Make an exact transcription of the material, leaving out all images.
<<<<
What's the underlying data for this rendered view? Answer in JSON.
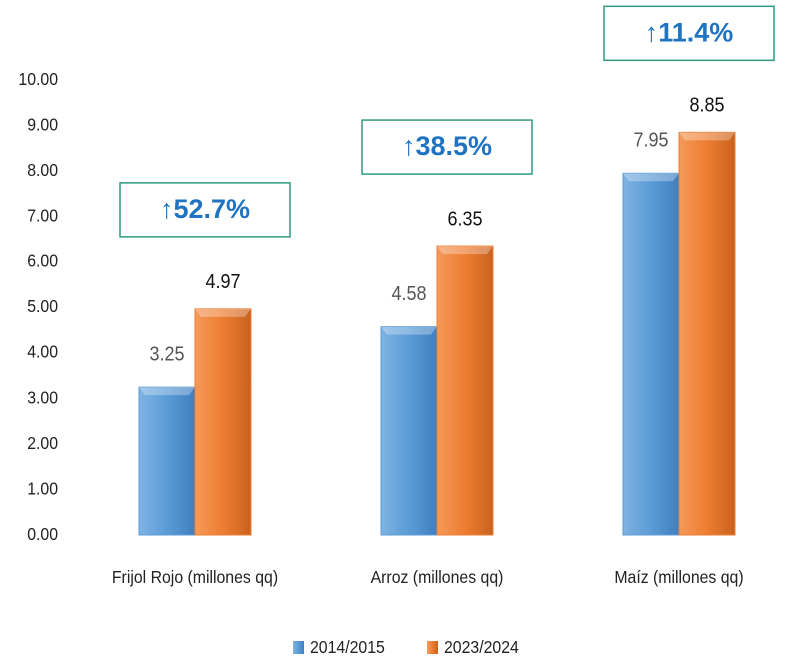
{
  "chart_data": {
    "type": "bar",
    "categories": [
      "Frijol Rojo (millones qq)",
      "Arroz (millones qq)",
      "Maíz (millones qq)"
    ],
    "series": [
      {
        "name": "2014/2015",
        "color": "#5b9bd5",
        "values": [
          3.25,
          4.58,
          7.95
        ]
      },
      {
        "name": "2023/2024",
        "color": "#ed7d31",
        "values": [
          4.97,
          6.35,
          8.85
        ]
      }
    ],
    "annotations": [
      "↑52.7%",
      "↑38.5%",
      "↑11.4%"
    ],
    "ylim": [
      0,
      10
    ],
    "yticks": [
      {
        "value": 0,
        "label": "0.00"
      },
      {
        "value": 1,
        "label": "1.00"
      },
      {
        "value": 2,
        "label": "2.00"
      },
      {
        "value": 3,
        "label": "3.00"
      },
      {
        "value": 4,
        "label": "4.00"
      },
      {
        "value": 5,
        "label": "5.00"
      },
      {
        "value": 6,
        "label": "6.00"
      },
      {
        "value": 7,
        "label": "7.00"
      },
      {
        "value": 8,
        "label": "8.00"
      },
      {
        "value": 9,
        "label": "9.00"
      },
      {
        "value": 10,
        "label": "10.00"
      }
    ],
    "grid": false,
    "legend": "bottom"
  }
}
>>>>
**Complete response:**
What's the underlying data for this rendered view? Answer in JSON.
{
  "chart_data": {
    "type": "bar",
    "categories": [
      "Frijol Rojo (millones qq)",
      "Arroz (millones qq)",
      "Maíz (millones qq)"
    ],
    "series": [
      {
        "name": "2014/2015",
        "color": "#5b9bd5",
        "values": [
          3.25,
          4.58,
          7.95
        ]
      },
      {
        "name": "2023/2024",
        "color": "#ed7d31",
        "values": [
          4.97,
          6.35,
          8.85
        ]
      }
    ],
    "annotations": [
      "↑52.7%",
      "↑38.5%",
      "↑11.4%"
    ],
    "ylim": [
      0,
      10
    ],
    "yticks": [
      {
        "value": 0,
        "label": "0.00"
      },
      {
        "value": 1,
        "label": "1.00"
      },
      {
        "value": 2,
        "label": "2.00"
      },
      {
        "value": 3,
        "label": "3.00"
      },
      {
        "value": 4,
        "label": "4.00"
      },
      {
        "value": 5,
        "label": "5.00"
      },
      {
        "value": 6,
        "label": "6.00"
      },
      {
        "value": 7,
        "label": "7.00"
      },
      {
        "value": 8,
        "label": "8.00"
      },
      {
        "value": 9,
        "label": "9.00"
      },
      {
        "value": 10,
        "label": "10.00"
      }
    ],
    "grid": false,
    "legend": "bottom"
  }
}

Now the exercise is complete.